-- start TASK INPUTS --
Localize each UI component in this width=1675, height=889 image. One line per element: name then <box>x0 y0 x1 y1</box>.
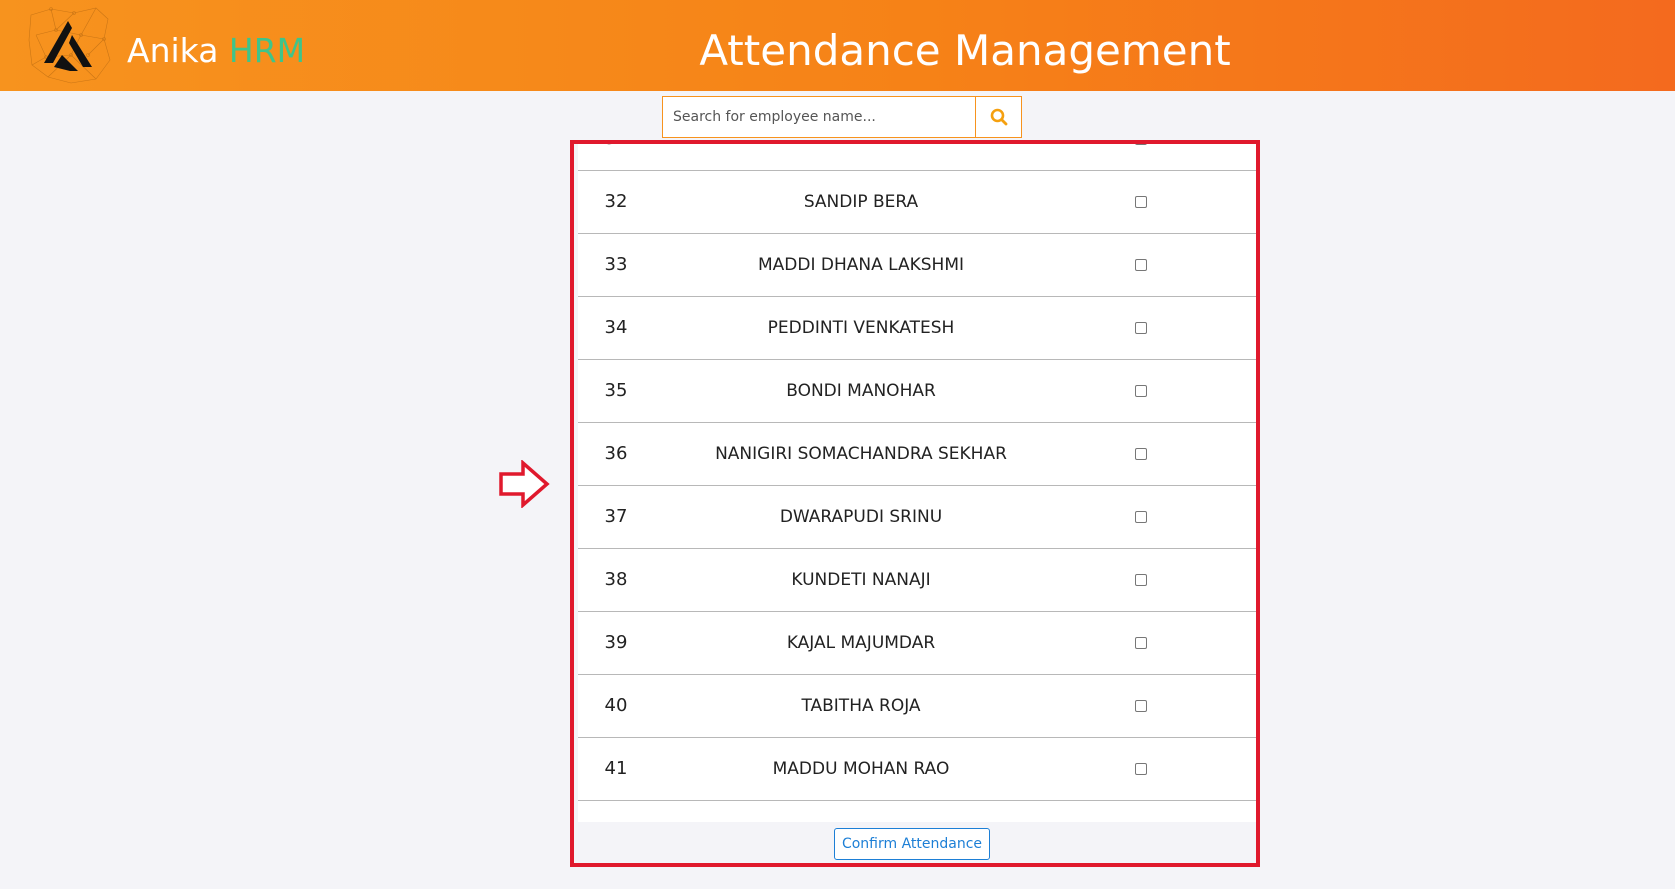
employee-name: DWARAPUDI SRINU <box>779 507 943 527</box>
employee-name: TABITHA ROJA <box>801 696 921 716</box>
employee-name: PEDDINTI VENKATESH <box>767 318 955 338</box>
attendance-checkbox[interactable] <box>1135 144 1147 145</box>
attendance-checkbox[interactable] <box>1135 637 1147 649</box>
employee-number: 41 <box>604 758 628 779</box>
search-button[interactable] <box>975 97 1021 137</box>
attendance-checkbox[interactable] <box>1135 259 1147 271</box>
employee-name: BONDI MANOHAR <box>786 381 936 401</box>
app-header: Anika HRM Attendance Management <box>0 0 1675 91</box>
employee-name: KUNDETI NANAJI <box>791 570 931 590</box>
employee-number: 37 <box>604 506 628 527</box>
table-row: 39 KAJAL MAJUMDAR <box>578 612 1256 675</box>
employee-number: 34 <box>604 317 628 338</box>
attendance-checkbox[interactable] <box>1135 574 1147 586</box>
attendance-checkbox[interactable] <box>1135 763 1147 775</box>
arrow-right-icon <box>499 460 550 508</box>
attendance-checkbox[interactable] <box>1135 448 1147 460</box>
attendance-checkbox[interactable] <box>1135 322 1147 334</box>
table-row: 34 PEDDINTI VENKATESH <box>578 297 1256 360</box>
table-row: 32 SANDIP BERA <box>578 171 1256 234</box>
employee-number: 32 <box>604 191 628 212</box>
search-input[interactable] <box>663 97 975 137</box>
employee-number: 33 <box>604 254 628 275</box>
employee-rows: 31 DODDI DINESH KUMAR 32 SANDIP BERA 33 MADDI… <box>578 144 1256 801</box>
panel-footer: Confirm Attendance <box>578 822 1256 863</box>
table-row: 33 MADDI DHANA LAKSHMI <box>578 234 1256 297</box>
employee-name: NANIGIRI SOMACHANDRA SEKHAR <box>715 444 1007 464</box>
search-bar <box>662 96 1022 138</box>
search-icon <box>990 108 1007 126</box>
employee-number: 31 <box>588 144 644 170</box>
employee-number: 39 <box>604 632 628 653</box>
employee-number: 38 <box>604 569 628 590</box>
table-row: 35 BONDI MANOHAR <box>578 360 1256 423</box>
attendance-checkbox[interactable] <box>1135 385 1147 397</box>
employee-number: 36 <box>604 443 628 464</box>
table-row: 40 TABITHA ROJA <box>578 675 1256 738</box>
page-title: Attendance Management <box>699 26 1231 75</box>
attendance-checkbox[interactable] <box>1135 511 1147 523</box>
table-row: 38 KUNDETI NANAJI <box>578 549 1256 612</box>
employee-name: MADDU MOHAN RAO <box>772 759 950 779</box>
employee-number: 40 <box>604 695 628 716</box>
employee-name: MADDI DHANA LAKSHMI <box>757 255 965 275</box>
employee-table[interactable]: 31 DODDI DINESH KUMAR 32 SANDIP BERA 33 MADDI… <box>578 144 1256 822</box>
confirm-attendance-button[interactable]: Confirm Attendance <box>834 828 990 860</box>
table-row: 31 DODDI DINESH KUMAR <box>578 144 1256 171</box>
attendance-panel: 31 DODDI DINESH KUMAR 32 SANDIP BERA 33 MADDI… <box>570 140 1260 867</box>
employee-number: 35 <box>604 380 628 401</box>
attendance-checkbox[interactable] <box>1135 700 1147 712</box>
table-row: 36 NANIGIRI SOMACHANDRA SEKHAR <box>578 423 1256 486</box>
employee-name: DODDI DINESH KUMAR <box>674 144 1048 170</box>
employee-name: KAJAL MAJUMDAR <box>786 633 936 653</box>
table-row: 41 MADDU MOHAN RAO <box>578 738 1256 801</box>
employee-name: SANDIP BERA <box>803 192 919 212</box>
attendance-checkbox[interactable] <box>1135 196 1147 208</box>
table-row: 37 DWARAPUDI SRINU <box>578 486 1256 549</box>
-- end TASK INPUTS --
● WORK REQUIRED
Rewrite the lines from the one containing "employee-name: DWARAPUDI SRINU" through the one containing "employee-number: 36 <box>604" as a numbered list, with blank lines left out.

● SOLUTION
1. employee-name: DWARAPUDI SRINU <box>779 507 943 527</box>
2. employee-name: TABITHA ROJA <box>801 696 921 716</box>
3. employee-name: PEDDINTI VENKATESH <box>767 318 955 338</box>
4. attendance-checkbox[interactable] <box>1135 144 1147 145</box>
5. attendance-checkbox[interactable] <box>1135 637 1147 649</box>
6. employee-number: 41 <box>604 758 628 779</box>
7. search-button[interactable] <box>975 97 1021 137</box>
8. attendance-checkbox[interactable] <box>1135 259 1147 271</box>
9. employee-name: BONDI MANOHAR <box>786 381 936 401</box>
10. app-header: Anika HRM Attendance Management <box>0 0 1675 91</box>
11. employee-name: KUNDETI NANAJI <box>791 570 931 590</box>
12. employee-number: 37 <box>604 506 628 527</box>
13. table-row: 39 KAJAL MAJUMDAR <box>578 612 1256 675</box>
14. employee-number: 34 <box>604 317 628 338</box>
15. attendance-checkbox[interactable] <box>1135 574 1147 586</box>
16. attendance-checkbox[interactable] <box>1135 763 1147 775</box>
17. arrow-right-icon <box>499 460 550 508</box>
18. attendance-checkbox[interactable] <box>1135 448 1147 460</box>
19. attendance-checkbox[interactable] <box>1135 322 1147 334</box>
20. table-row: 34 PEDDINTI VENKATESH <box>578 297 1256 360</box>
21. table-row: 32 SANDIP BERA <box>578 171 1256 234</box>
22. employee-number: 32 <box>604 191 628 212</box>
23. search-input[interactable] <box>663 97 975 137</box>
24. employee-number: 33 <box>604 254 628 275</box>
25. employee-rows: 31 DODDI DINESH KUMAR 32 SANDIP BERA 33 MADDI… <box>578 144 1256 801</box>
26. panel-footer: Confirm Attendance <box>578 822 1256 863</box>
27. table-row: 33 MADDI DHANA LAKSHMI <box>578 234 1256 297</box>
28. employee-name: NANIGIRI SOMACHANDRA SEKHAR <box>715 444 1007 464</box>
29. search-bar <box>662 96 1022 138</box>
30. search-icon <box>990 108 1007 126</box>
31. employee-number: 31 <box>588 144 644 170</box>
32. employee-number: 39 <box>604 632 628 653</box>
33. employee-number: 38 <box>604 569 628 590</box>
34. table-row: 35 BONDI MANOHAR <box>578 360 1256 423</box>
35. attendance-checkbox[interactable] <box>1135 385 1147 397</box>
36. employee-number: 36 <box>604 443 628 464</box>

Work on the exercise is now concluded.